### [GOAL]
Read the data and repeat all of it exactly.

### [INFORMATION GIVEN]
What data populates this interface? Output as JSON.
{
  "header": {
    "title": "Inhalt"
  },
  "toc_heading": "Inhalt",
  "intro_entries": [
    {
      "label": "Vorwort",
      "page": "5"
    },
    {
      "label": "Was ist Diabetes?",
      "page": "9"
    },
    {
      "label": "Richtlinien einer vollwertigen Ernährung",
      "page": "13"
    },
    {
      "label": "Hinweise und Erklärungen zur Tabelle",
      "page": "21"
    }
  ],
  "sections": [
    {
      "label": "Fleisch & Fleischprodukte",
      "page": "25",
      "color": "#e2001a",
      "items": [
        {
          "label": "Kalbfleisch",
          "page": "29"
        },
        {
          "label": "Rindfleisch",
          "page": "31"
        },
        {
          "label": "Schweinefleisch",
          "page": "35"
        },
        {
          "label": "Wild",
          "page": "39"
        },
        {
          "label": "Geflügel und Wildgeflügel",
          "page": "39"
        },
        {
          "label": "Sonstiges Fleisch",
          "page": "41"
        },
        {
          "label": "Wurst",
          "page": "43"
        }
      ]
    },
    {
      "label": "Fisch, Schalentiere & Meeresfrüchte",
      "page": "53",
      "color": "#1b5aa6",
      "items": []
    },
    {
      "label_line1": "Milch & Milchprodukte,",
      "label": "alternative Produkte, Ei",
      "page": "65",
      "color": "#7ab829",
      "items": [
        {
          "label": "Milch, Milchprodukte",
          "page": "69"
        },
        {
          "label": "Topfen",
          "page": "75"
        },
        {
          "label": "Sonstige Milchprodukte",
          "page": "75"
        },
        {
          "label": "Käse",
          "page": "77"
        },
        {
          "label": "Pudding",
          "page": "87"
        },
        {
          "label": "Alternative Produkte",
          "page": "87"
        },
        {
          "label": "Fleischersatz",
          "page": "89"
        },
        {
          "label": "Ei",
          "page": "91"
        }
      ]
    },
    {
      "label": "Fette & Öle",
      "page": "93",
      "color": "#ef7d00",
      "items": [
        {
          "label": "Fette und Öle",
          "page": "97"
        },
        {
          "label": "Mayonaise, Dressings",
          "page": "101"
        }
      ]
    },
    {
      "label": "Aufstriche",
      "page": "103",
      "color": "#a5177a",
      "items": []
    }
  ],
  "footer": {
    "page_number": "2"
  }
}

### [FULL SOLUTION]
What data populates this interface? Output as JSON.
{
  "header": {
    "title": "Inhalt"
  },
  "toc_heading": "Inhalt",
  "intro_entries": [
    {
      "label": "Vorwort",
      "page": "5"
    },
    {
      "label": "Was ist Diabetes?",
      "page": "9"
    },
    {
      "label": "Richtlinien einer vollwertigen Ernährung",
      "page": "13"
    },
    {
      "label": "Hinweise und Erklärungen zur Tabelle",
      "page": "21"
    }
  ],
  "sections": [
    {
      "label": "Fleisch & Fleischprodukte",
      "page": "25",
      "color": "#e2001a",
      "items": [
        {
          "label": "Kalbfleisch",
          "page": "29"
        },
        {
          "label": "Rindfleisch",
          "page": "31"
        },
        {
          "label": "Schweinefleisch",
          "page": "35"
        },
        {
          "label": "Wild",
          "page": "39"
        },
        {
          "label": "Geflügel und Wildgeflügel",
          "page": "39"
        },
        {
          "label": "Sonstiges Fleisch",
          "page": "41"
        },
        {
          "label": "Wurst",
          "page": "43"
        }
      ]
    },
    {
      "label": "Fisch, Schalentiere & Meeresfrüchte",
      "page": "53",
      "color": "#1b5aa6",
      "items": []
    },
    {
      "label_line1": "Milch & Milchprodukte,",
      "label": "alternative Produkte, Ei",
      "page": "65",
      "color": "#7ab829",
      "items": [
        {
          "label": "Milch, Milchprodukte",
          "page": "69"
        },
        {
          "label": "Topfen",
          "page": "75"
        },
        {
          "label": "Sonstige Milchprodukte",
          "page": "75"
        },
        {
          "label": "Käse",
          "page": "77"
        },
        {
          "label": "Pudding",
          "page": "87"
        },
        {
          "label": "Alternative Produkte",
          "page": "87"
        },
        {
          "label": "Fleischersatz",
          "page": "89"
        },
        {
          "label": "Ei",
          "page": "91"
        }
      ]
    },
    {
      "label": "Fette & Öle",
      "page": "93",
      "color": "#ef7d00",
      "items": [
        {
          "label": "Fette und Öle",
          "page": "97"
        },
        {
          "label": "Mayonaise, Dressings",
          "page": "101"
        }
      ]
    },
    {
      "label": "Aufstriche",
      "page": "103",
      "color": "#a5177a",
      "items": []
    }
  ],
  "footer": {
    "page_number": "2"
  }
}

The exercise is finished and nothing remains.